══ Raw records
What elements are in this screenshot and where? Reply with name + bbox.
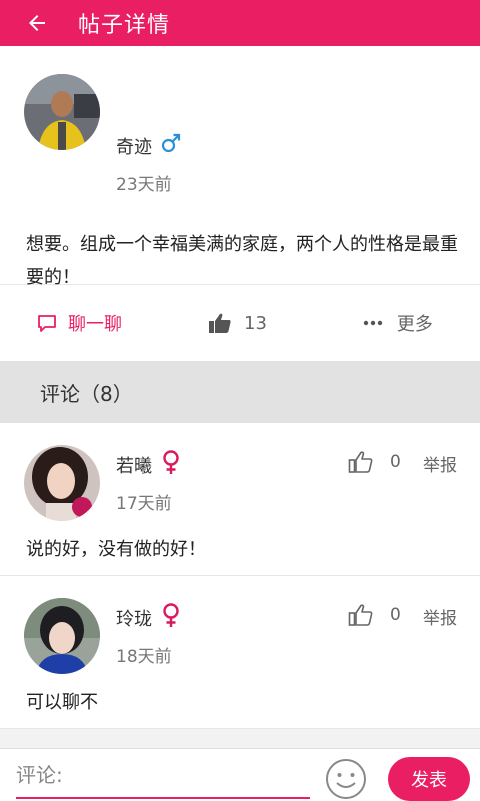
comment-input-bar: 评论: 发表 <box>0 748 480 801</box>
post-time: 23天前 <box>116 175 172 195</box>
comment-text: 可以聊不 <box>26 692 98 713</box>
back-button[interactable] <box>22 8 52 38</box>
comment-like-button[interactable]: 0 <box>348 603 401 627</box>
back-arrow-icon <box>29 15 45 31</box>
thumbs-up-icon <box>209 313 231 333</box>
like-button[interactable]: 13 <box>208 312 267 334</box>
report-button[interactable]: 举报 <box>423 604 457 629</box>
female-gender-icon <box>163 450 179 474</box>
female-gender-icon <box>163 603 179 627</box>
post-actions-bar: 聊一聊 13 更多 <box>0 285 480 361</box>
commenter-avatar[interactable] <box>24 445 100 521</box>
author-avatar[interactable] <box>24 74 100 150</box>
comment-time: 18天前 <box>116 647 172 667</box>
comments-count-label: 评论（8） <box>40 381 133 406</box>
comment-text: 说的好，没有做的好！ <box>26 539 206 560</box>
more-dots-icon <box>363 320 383 326</box>
top-app-bar: 帖子详情 <box>0 0 480 46</box>
male-gender-icon <box>161 133 181 153</box>
comment-item: 若曦 17天前 0 举报 说的好，没有做的好！ <box>0 423 480 576</box>
more-button[interactable]: 更多 <box>363 310 433 336</box>
like-count: 13 <box>244 312 267 334</box>
thumbs-up-outline-icon <box>348 451 373 473</box>
commenter-avatar[interactable] <box>24 598 100 674</box>
comment-like-count: 0 <box>390 605 401 625</box>
comment-input[interactable]: 评论: <box>16 759 310 799</box>
comment-item: 玲珑 18天前 0 举报 可以聊不 <box>0 576 480 729</box>
comment-like-count: 0 <box>390 452 401 472</box>
comment-input-placeholder: 评论: <box>16 763 63 787</box>
comment-like-button[interactable]: 0 <box>348 450 401 474</box>
chat-button[interactable]: 聊一聊 <box>36 310 122 336</box>
comment-time: 17天前 <box>116 494 172 514</box>
chat-label: 聊一聊 <box>68 314 122 335</box>
author-name[interactable]: 奇迹 <box>116 133 152 159</box>
more-label: 更多 <box>396 314 433 335</box>
post-content: 想要。组成一个幸福美满的家庭，两个人的性格是最重要的！ <box>26 234 458 288</box>
send-button[interactable]: 发表 <box>388 757 470 801</box>
chat-bubble-icon <box>38 315 56 332</box>
comments-section-header: 评论（8） <box>0 361 480 423</box>
page-title: 帖子详情 <box>78 13 171 38</box>
commenter-name[interactable]: 玲珑 <box>116 605 152 631</box>
thumbs-up-outline-icon <box>348 604 373 626</box>
post-card: 奇迹 23天前 想要。组成一个幸福美满的家庭，两个人的性格是最重要的！ <box>0 46 480 288</box>
report-button[interactable]: 举报 <box>423 451 457 476</box>
commenter-name[interactable]: 若曦 <box>116 452 152 478</box>
emoji-icon[interactable] <box>324 757 368 801</box>
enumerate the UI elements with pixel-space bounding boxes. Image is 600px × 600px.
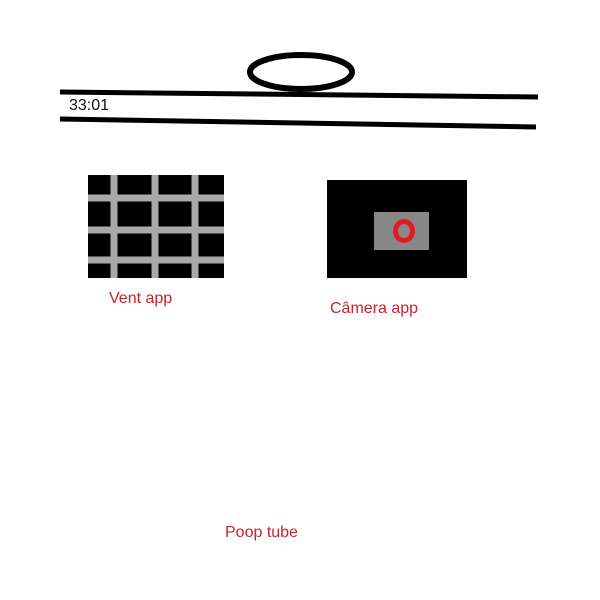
════
## Short exercise
Set out the lines above as a JSON list of strings, one string per line, with blank lines omitted and the pictures left out.

## Task response
[
  "What elements are in this screenshot and where? Reply with name + bbox.",
  "comment-input-bar: 评论: 发表 <box>0 748 480 801</box>",
  "post-time: 23天前 <box>116 175 172 195</box>",
  "comment-text: 可以聊不 <box>26 692 98 713</box>",
  "back-button[interactable] <box>22 8 52 38</box>",
  "comment-like-button[interactable]: 0 <box>348 603 401 627</box>",
  "back-arrow-icon <box>29 15 45 31</box>",
  "thumbs-up-icon <box>209 313 231 333</box>",
  "like-button[interactable]: 13 <box>208 312 267 334</box>",
  "report-button[interactable]: 举报 <box>423 604 457 629</box>",
  "female-gender-icon <box>163 450 179 474</box>",
  "female-gender-icon <box>163 603 179 627</box>",
  "post-actions-bar: 聊一聊 13 更多 <box>0 285 480 361</box>",
  "commenter-avatar[interactable] <box>24 445 100 521</box>",
  "author-avatar[interactable] <box>24 74 100 150</box>",
  "comment-time: 18天前 <box>116 647 172 667</box>",
  "comments-count-label: 评论（8） <box>40 381 133 406</box>",
  "comment-text: 说的好，没有做的好！ <box>26 539 206 560</box>",
  "more-dots-icon <box>363 320 383 326</box>",
  "top-app-bar: 帖子详情 <box>0 0 480 46</box>",
  "male-gender-icon <box>161 133 181 153</box>",
  "comment-item: 若曦 17天前 0 举报 说的好，没有做的好！ <box>0 423 480 576</box>",
  "more-button[interactable]: 更多 <box>363 310 433 336</box>",
  "like-count: 13 <box>244 312 267 334</box>",
  "thumbs-up-outline-icon <box>348 451 373 473</box>",
  "commenter-avatar[interactable] <box>24 598 100 674</box>",
  "comment-like-count: 0 <box>390 605 401 625</box>",
  "comment-input[interactable]: 评论: <box>16 759 310 799</box>",
  "comment-item: 玲珑 18天前 0 举报 可以聊不 <box>0 576 480 729</box>",
  "comment-like-count: 0 <box>390 452 401 472</box>",
  "comment-input-placeholder: 评论: <box>16 763 63 787</box>",
  "comment-like-button[interactable]: 0 <box>348 450 401 474</box>",
  "chat-button[interactable]: 聊一聊 <box>36 310 122 336</box>",
  "comment-time: 17天前 <box>116 494 172 514</box>",
  "chat-label: 聊一聊 <box>68 314 122 335</box>",
  "author-name[interactable]: 奇迹 <box>116 133 152 159</box>",
  "more-label: 更多 <box>396 314 433 335</box>",
  "post-content: 想要。组成一个幸福美满的家庭，两个人的性格是最重要的！ <box>26 234 458 288</box>",
  "send-button[interactable]: 发表 <box>388 757 470 801</box>",
  "chat-bubble-icon <box>38 315 56 332</box>",
  "comments-section-header: 评论（8） <box>0 361 480 423</box>",
  "page-title: 帖子详情 <box>78 13 171 38</box>",
  "commenter-name[interactable]: 玲珑 <box>116 605 152 631</box>",
  "thumbs-up-outline-icon <box>348 604 373 626</box>",
  "post-card: 奇迹 23天前 想要。组成一个幸福美满的家庭，两个人的性格是最重要的！ <box>0 46 480 288</box>",
  "report-button[interactable]: 举报 <box>423 451 457 476</box>",
  "commenter-name[interactable]: 若曦 <box>116 452 152 478</box>",
  "emoji-icon[interactable] <box>324 757 368 801</box>",
  "enumerate the UI elements with pixel-space bounding boxes. Image is 600px × 600px."
]